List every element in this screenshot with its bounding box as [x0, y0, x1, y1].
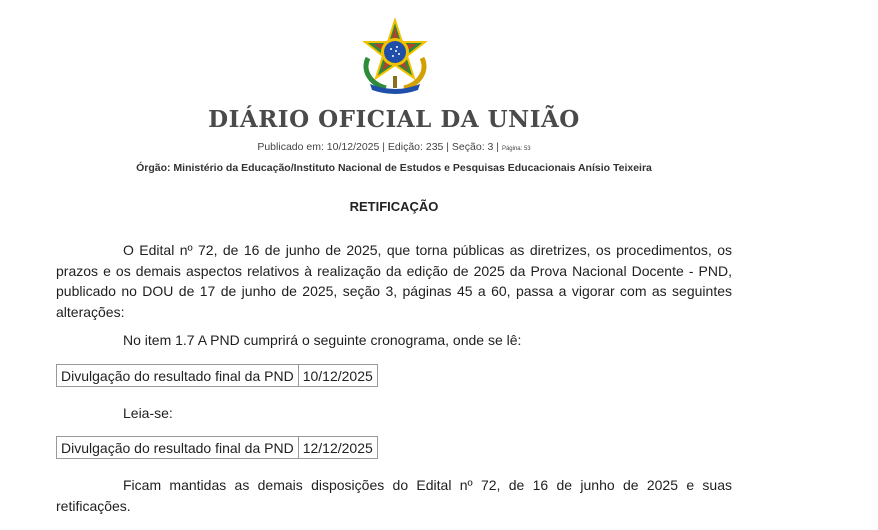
body-paragraph: Ficam mantidas as demais disposições do Edital nº 72, de 16 de junho de 2025 e suas retificações.	[56, 477, 732, 514]
table-cell-activity: Divulgação do resultado final da PND	[57, 365, 299, 387]
schedule-table-new	[56, 436, 378, 459]
table-cell-date: 10/12/2025	[298, 365, 377, 387]
gazette-title: DIÁRIO OFICIAL DA UNIÃO	[208, 106, 580, 133]
table-cell-date: 12/12/2025	[298, 437, 377, 459]
body-paragraph: Leia-se:	[123, 405, 173, 421]
schedule-table-old	[56, 364, 378, 387]
table-cell-activity: Divulgação do resultado final da PND	[57, 437, 299, 459]
body-paragraph: O Edital nº 72, de 16 de junho de 2025, que torna públicas as diretrizes, os procedimentos, os prazos e os demais aspectos relativos à realização da edição de 2025 da Prova Nacional Docente - PND, publicado no DOU de 17 de junho de 2025, seção 3, páginas 45 a 60, passa a vigorar com as seguintes alterações:	[56, 242, 732, 320]
body-paragraph: No item 1.7 A PND cumprirá o seguinte cronograma, onde se lê:	[123, 332, 522, 348]
table-row	[57, 365, 378, 387]
publication-details: Publicado em: 10/12/2025 | Edição: 235 | Seção: 3 |	[257, 141, 500, 153]
publication-info	[0, 141, 788, 153]
page-number: Página: 53	[501, 146, 531, 152]
brazil-coat-of-arms-icon	[356, 18, 434, 94]
issuing-organ: Órgão: Ministério da Educação/Instituto Nacional de Estudos e Pesquisas Educacionais Anísio Teixeira	[136, 162, 652, 174]
document-title: RETIFICAÇÃO	[349, 199, 439, 214]
table-row	[57, 437, 378, 459]
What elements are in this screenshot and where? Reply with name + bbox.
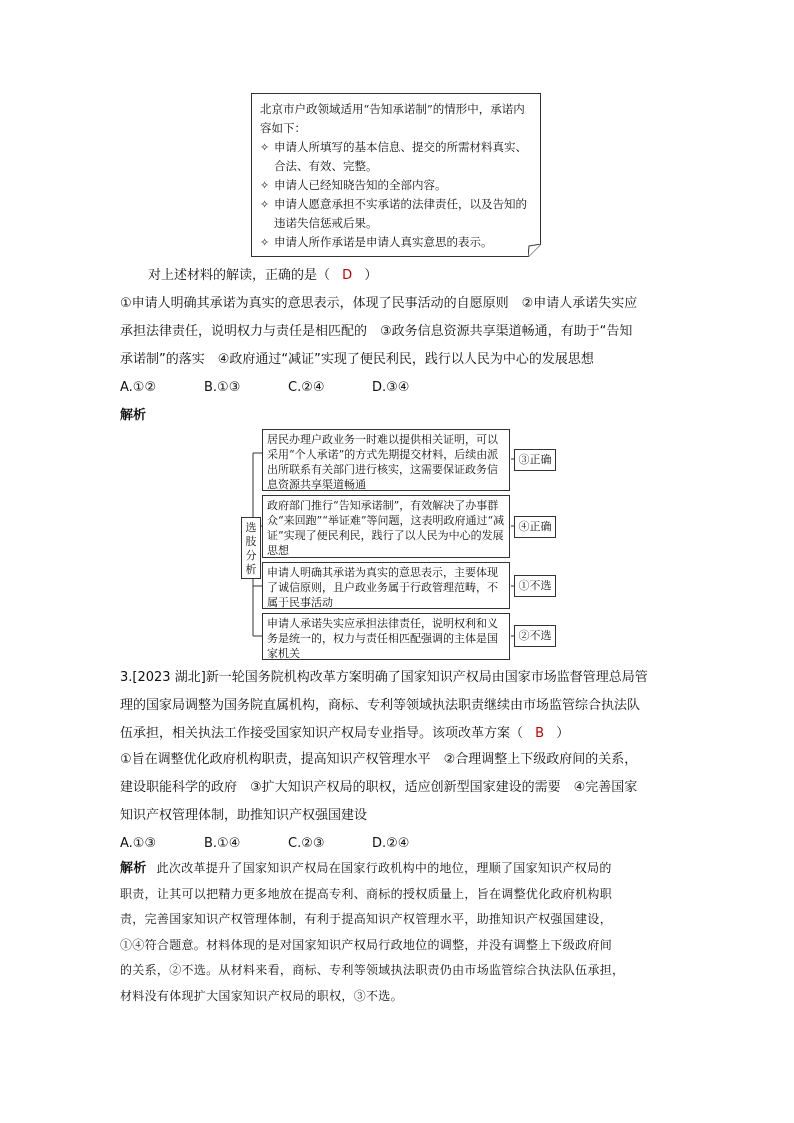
q3-analysis-label: 解析: [120, 861, 147, 876]
q3-analysis-line: 职责，让其可以把精力更多地放在提高专利、商标的授权质量上，旨在调整优化政府机构职: [120, 886, 613, 901]
q3-analysis-text: 此次改革提升了国家知识产权局在国家行政机构中的地位，理顺了国家知识产权局的: [156, 861, 612, 875]
analysis-row-tag: ②不选: [514, 625, 556, 647]
material-item-text: 申请人所作承诺是申请人真实意思的表示。: [274, 235, 493, 249]
q3-stem-line: 理的国家局调整为国务院直属机构，商标、专利等领域执法职责继续由市场监管综合执法队: [120, 698, 641, 713]
q2-stem-text: 对上述材料的解读，正确的是（: [148, 268, 331, 283]
diamond-bullet-icon: ✧: [260, 236, 270, 249]
choice-a: A.①②: [120, 380, 157, 395]
choice-d: D.③④: [372, 380, 410, 395]
q3-analysis-line: ①④符合题意。材料体现的是对国家知识产权局行政地位的调整，并没有调整上下级政府间: [120, 937, 613, 952]
q3-analysis-line: 材料没有体现扩大国家知识产权局的职权，③不选。: [120, 988, 403, 1003]
folded-corner-icon: [529, 245, 541, 257]
analysis-row-text: 居民办理户政业务一时难以提供相关证明，可以采用“个人承诺”的方式先期提交材料，后续由派出所联系有关部门进行核实，这需要保证政务信息资源共享渠道畅通: [262, 429, 510, 491]
q3-analysis: [120, 856, 680, 1010]
analysis-row-text: 政府部门推行“告知承诺制”，有效解决了办事群众“来回跑”“举证难”等问题，这表明政府通过“减证”实现了便民利民，践行了以人民为中心的发展思想: [262, 495, 510, 558]
analysis-row-text: 申请人明确其承诺为真实的意思表示，主要体现了诚信原则，且户政业务属于行政管理范畴，不属于民事活动: [262, 562, 510, 609]
side-label-char: 分: [245, 549, 257, 562]
side-label-char: 析: [245, 563, 257, 576]
q3-stem-line: 3.[2023 湖北]新一轮国务院机构改革方案明确了国家知识产权局由国家市场监督管理总局管: [120, 670, 648, 685]
choice-d: D.②④: [372, 836, 410, 851]
diamond-bullet-icon: ✧: [260, 198, 270, 211]
choice-a: A.①③: [120, 836, 157, 851]
analysis-row-text: 申请人承诺失实应承担法律责任，说明权利和义务是统一的，权力与责任相匹配强调的主体是国家机关: [262, 613, 510, 660]
material-intro: 北京市户政领域适用“告知承诺制”的情形中，承诺内容如下：: [260, 102, 525, 135]
q3-options: [120, 746, 680, 830]
material-item: [260, 176, 532, 195]
material-item-text: 申请人所填写的基本信息、提交的所需材料真实、合法、有效、完整。: [274, 140, 527, 173]
q3-analysis-line: [120, 856, 680, 882]
side-label-char: 肢: [245, 535, 257, 548]
q2-option-line: 承诺制”的落实 ④政府通过“减证”实现了便民利民，践行以人民为中心的发展思想: [120, 352, 594, 367]
choice-b: B.①③: [204, 380, 241, 395]
q2-analysis-label: 解析: [120, 408, 147, 423]
q3-analysis-line: 责，完善国家知识产权管理体制，有利于提高知识产权管理水平，助推知识产权强国建设，: [120, 912, 613, 927]
q2-stem-end: ）: [364, 268, 378, 283]
choice-c: C.②③: [288, 836, 325, 851]
diamond-bullet-icon: ✧: [260, 141, 270, 154]
q3-stem-line-text: 伍承担，相关执法工作接受国家知识产权局专业指导。该项改革方案（: [120, 726, 524, 741]
material-box: [251, 93, 541, 257]
q3-analysis-line: 的关系，②不选。从材料来看，商标、专利等领域执法职责仍由市场监管综合执法队伍承担，: [120, 963, 625, 978]
q3-option-line: ①旨在调整优化政府机构职责，提高知识产权管理水平 ②合理调整上下级政府间的关系，: [120, 752, 638, 767]
material-item: [260, 138, 532, 176]
choice-c: C.②④: [288, 380, 325, 395]
q2-answer: D: [342, 268, 353, 283]
q3-stem-end: ）: [556, 726, 570, 741]
material-item-text: 申请人已经知晓告知的全部内容。: [274, 178, 447, 192]
analysis-row-tag: ①不选: [514, 575, 556, 597]
material-item-text: 申请人愿意承担不实承诺的法律责任，以及告知的违诺失信惩戒后果。: [274, 197, 527, 230]
side-label-char: 选: [245, 521, 257, 534]
q3-choices: [120, 830, 480, 858]
analysis-row-tag: ④正确: [514, 516, 556, 538]
q3-stem: [120, 664, 680, 748]
q3-option-line: 知识产权管理体制，助推知识产权强国建设: [120, 808, 368, 823]
material-item: [260, 233, 532, 252]
q2-option-line: 承担法律责任，说明权力与责任是相匹配的 ③政务信息资源共享渠道畅通，有助于“告知: [120, 324, 633, 339]
q3-stem-line: [120, 720, 680, 748]
choice-b: B.①④: [204, 836, 241, 851]
q2-options: [120, 290, 680, 374]
analysis-side-label: [241, 517, 261, 579]
q2-stem: [148, 262, 377, 290]
diamond-bullet-icon: ✧: [260, 179, 270, 192]
material-item: [260, 195, 532, 233]
q3-option-line: 建设职能科学的政府 ③扩大知识产权局的职权，适应创新型国家建设的需要 ④完善国家: [120, 780, 638, 795]
q2-choices: [120, 374, 480, 402]
q2-option-line: ①申请人明确其承诺为真实的意思表示，体现了民事活动的自愿原则 ②申请人承诺失实应: [120, 296, 638, 311]
analysis-row-tag: ③正确: [514, 449, 556, 471]
q3-answer: B: [535, 726, 545, 741]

PROBLEM REQUIREMENTS :: Copy every line of the records above word for word, leaving out the pictures.

SOLUTION TO THE PROBLEM ::
List every element in this screenshot with its bounding box as [x0, y0, x1, y1].
body-paragraph: Ficam mantidas as demais disposições do Edital nº 72, de 16 de junho de 2025 e suas retificações.	[56, 477, 732, 514]
table-cell-activity: Divulgação do resultado final da PND	[57, 365, 299, 387]
schedule-table-new	[56, 436, 378, 459]
table-cell-date: 10/12/2025	[298, 365, 377, 387]
gazette-title: DIÁRIO OFICIAL DA UNIÃO	[208, 106, 580, 133]
table-cell-date: 12/12/2025	[298, 437, 377, 459]
body-paragraph: Leia-se:	[123, 405, 173, 421]
schedule-table-old	[56, 364, 378, 387]
table-cell-activity: Divulgação do resultado final da PND	[57, 437, 299, 459]
body-paragraph: O Edital nº 72, de 16 de junho de 2025, que torna públicas as diretrizes, os procedimentos, os prazos e os demais aspectos relativos à realização da edição de 2025 da Prova Nacional Docente - PND, publicado no DOU de 17 de junho de 2025, seção 3, páginas 45 a 60, passa a vigorar com as seguintes alterações:	[56, 242, 732, 320]
body-paragraph: No item 1.7 A PND cumprirá o seguinte cronograma, onde se lê:	[123, 332, 522, 348]
table-row	[57, 365, 378, 387]
publication-details: Publicado em: 10/12/2025 | Edição: 235 | Seção: 3 |	[257, 141, 500, 153]
publication-info	[0, 141, 788, 153]
page-number: Página: 53	[501, 146, 531, 152]
brazil-coat-of-arms-icon	[356, 18, 434, 94]
issuing-organ: Órgão: Ministério da Educação/Instituto Nacional de Estudos e Pesquisas Educacionais Anísio Teixeira	[136, 162, 652, 174]
document-title: RETIFICAÇÃO	[349, 199, 439, 214]
table-row	[57, 437, 378, 459]
What elements are in this screenshot and where? Reply with name + bbox.
q3-analysis-label: 解析: [120, 861, 147, 876]
q3-analysis-line: 职责，让其可以把精力更多地放在提高专利、商标的授权质量上，旨在调整优化政府机构职: [120, 886, 613, 901]
q3-analysis-text: 此次改革提升了国家知识产权局在国家行政机构中的地位，理顺了国家知识产权局的: [156, 861, 612, 875]
analysis-row-tag: ②不选: [514, 625, 556, 647]
material-item-text: 申请人所作承诺是申请人真实意思的表示。: [274, 235, 493, 249]
q3-stem-line: 理的国家局调整为国务院直属机构，商标、专利等领域执法职责继续由市场监管综合执法队: [120, 698, 641, 713]
q2-stem-text: 对上述材料的解读，正确的是（: [148, 268, 331, 283]
diamond-bullet-icon: ✧: [260, 236, 270, 249]
choice-a: A.①②: [120, 380, 157, 395]
choice-d: D.③④: [372, 380, 410, 395]
q3-analysis-line: ①④符合题意。材料体现的是对国家知识产权局行政地位的调整，并没有调整上下级政府间: [120, 937, 613, 952]
q3-analysis-line: 材料没有体现扩大国家知识产权局的职权，③不选。: [120, 988, 403, 1003]
folded-corner-icon: [529, 245, 541, 257]
analysis-row-text: 居民办理户政业务一时难以提供相关证明，可以采用“个人承诺”的方式先期提交材料，后续由派出所联系有关部门进行核实，这需要保证政务信息资源共享渠道畅通: [262, 429, 510, 491]
q3-analysis: [120, 856, 680, 1010]
analysis-row-text: 政府部门推行“告知承诺制”，有效解决了办事群众“来回跑”“举证难”等问题，这表明政府通过“减证”实现了便民利民，践行了以人民为中心的发展思想: [262, 495, 510, 558]
analysis-row-text: 申请人明确其承诺为真实的意思表示，主要体现了诚信原则，且户政业务属于行政管理范畴，不属于民事活动: [262, 562, 510, 609]
side-label-char: 分: [245, 549, 257, 562]
side-label-char: 析: [245, 563, 257, 576]
q3-stem-line: 3.[2023 湖北]新一轮国务院机构改革方案明确了国家知识产权局由国家市场监督管理总局管: [120, 670, 648, 685]
choice-d: D.②④: [372, 836, 410, 851]
diamond-bullet-icon: ✧: [260, 198, 270, 211]
choice-a: A.①③: [120, 836, 157, 851]
analysis-row-text: 申请人承诺失实应承担法律责任，说明权利和义务是统一的，权力与责任相匹配强调的主体是国家机关: [262, 613, 510, 660]
material-intro: 北京市户政领域适用“告知承诺制”的情形中，承诺内容如下：: [260, 102, 525, 135]
q3-options: [120, 746, 680, 830]
material-item: [260, 176, 532, 195]
material-item-text: 申请人所填写的基本信息、提交的所需材料真实、合法、有效、完整。: [274, 140, 527, 173]
q3-analysis-line: [120, 856, 680, 882]
side-label-char: 肢: [245, 535, 257, 548]
q2-option-line: 承诺制”的落实 ④政府通过“减证”实现了便民利民，践行以人民为中心的发展思想: [120, 352, 594, 367]
choice-b: B.①③: [204, 380, 241, 395]
q2-analysis-label: 解析: [120, 408, 147, 423]
q3-analysis-line: 责，完善国家知识产权管理体制，有利于提高知识产权管理水平，助推知识产权强国建设，: [120, 912, 613, 927]
q2-stem-end: ）: [364, 268, 378, 283]
choice-c: C.②③: [288, 836, 325, 851]
diamond-bullet-icon: ✧: [260, 141, 270, 154]
q3-stem-line-text: 伍承担，相关执法工作接受国家知识产权局专业指导。该项改革方案（: [120, 726, 524, 741]
material-box: [251, 93, 541, 257]
q3-analysis-line: 的关系，②不选。从材料来看，商标、专利等领域执法职责仍由市场监管综合执法队伍承担，: [120, 963, 625, 978]
q3-option-line: ①旨在调整优化政府机构职责，提高知识产权管理水平 ②合理调整上下级政府间的关系，: [120, 752, 638, 767]
material-item: [260, 138, 532, 176]
choice-c: C.②④: [288, 380, 325, 395]
q2-answer: D: [342, 268, 353, 283]
q3-stem-end: ）: [556, 726, 570, 741]
material-item-text: 申请人已经知晓告知的全部内容。: [274, 178, 447, 192]
analysis-row-tag: ①不选: [514, 575, 556, 597]
material-item-text: 申请人愿意承担不实承诺的法律责任，以及告知的违诺失信惩戒后果。: [274, 197, 527, 230]
side-label-char: 选: [245, 521, 257, 534]
q3-choices: [120, 830, 480, 858]
analysis-row-tag: ④正确: [514, 516, 556, 538]
q3-stem: [120, 664, 680, 748]
q3-option-line: 知识产权管理体制，助推知识产权强国建设: [120, 808, 368, 823]
material-item: [260, 233, 532, 252]
q2-option-line: 承担法律责任，说明权力与责任是相匹配的 ③政务信息资源共享渠道畅通，有助于“告知: [120, 324, 633, 339]
q3-stem-line: [120, 720, 680, 748]
choice-b: B.①④: [204, 836, 241, 851]
q2-options: [120, 290, 680, 374]
analysis-side-label: [241, 517, 261, 579]
q2-stem: [148, 262, 377, 290]
diamond-bullet-icon: ✧: [260, 179, 270, 192]
material-item: [260, 195, 532, 233]
q3-option-line: 建设职能科学的政府 ③扩大知识产权局的职权，适应创新型国家建设的需要 ④完善国家: [120, 780, 638, 795]
q2-choices: [120, 374, 480, 402]
q2-option-line: ①申请人明确其承诺为真实的意思表示，体现了民事活动的自愿原则 ②申请人承诺失实应: [120, 296, 638, 311]
analysis-row-tag: ③正确: [514, 449, 556, 471]
q3-answer: B: [535, 726, 545, 741]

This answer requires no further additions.